## BRIEF
Restate the material word for word and leave out anything that is a picture.

[Start DATA SUPPLIED]

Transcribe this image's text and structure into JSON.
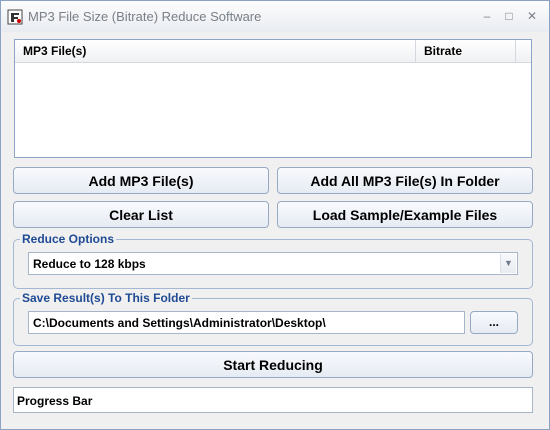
{
  "window": {
    "title": "MP3 File Size (Bitrate) Reduce Software"
  },
  "titlebar": {
    "icon": "app-icon",
    "controls": [
      {
        "name": "minimize-button",
        "glyph": "–"
      },
      {
        "name": "maximize-button",
        "glyph": "□"
      },
      {
        "name": "close-button",
        "glyph": "✕"
      }
    ]
  },
  "file_list": {
    "columns": [
      {
        "label": "MP3 File(s)"
      },
      {
        "label": "Bitrate"
      }
    ],
    "rows": []
  },
  "buttons": {
    "add_files": "Add MP3 File(s)",
    "add_folder": "Add All MP3 File(s) In Folder",
    "clear_list": "Clear List",
    "load_samples": "Load Sample/Example Files",
    "browse": "...",
    "start": "Start Reducing"
  },
  "reduce_options": {
    "label": "Reduce Options",
    "selected": "Reduce to 128 kbps"
  },
  "save_folder": {
    "label": "Save Result(s) To This Folder",
    "value": "C:\\Documents and Settings\\Administrator\\Desktop\\"
  },
  "progress": {
    "label": "Progress Bar"
  }
}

[End DATA SUPPLIED]

## ANSWER TO THIS TASK
Transcribe this image's text and structure into JSON.
{
  "window": {
    "title": "MP3 File Size (Bitrate) Reduce Software"
  },
  "titlebar": {
    "icon": "app-icon",
    "controls": [
      {
        "name": "minimize-button",
        "glyph": "–"
      },
      {
        "name": "maximize-button",
        "glyph": "□"
      },
      {
        "name": "close-button",
        "glyph": "✕"
      }
    ]
  },
  "file_list": {
    "columns": [
      {
        "label": "MP3 File(s)"
      },
      {
        "label": "Bitrate"
      }
    ],
    "rows": []
  },
  "buttons": {
    "add_files": "Add MP3 File(s)",
    "add_folder": "Add All MP3 File(s) In Folder",
    "clear_list": "Clear List",
    "load_samples": "Load Sample/Example Files",
    "browse": "...",
    "start": "Start Reducing"
  },
  "reduce_options": {
    "label": "Reduce Options",
    "selected": "Reduce to 128 kbps"
  },
  "save_folder": {
    "label": "Save Result(s) To This Folder",
    "value": "C:\\Documents and Settings\\Administrator\\Desktop\\"
  },
  "progress": {
    "label": "Progress Bar"
  }
}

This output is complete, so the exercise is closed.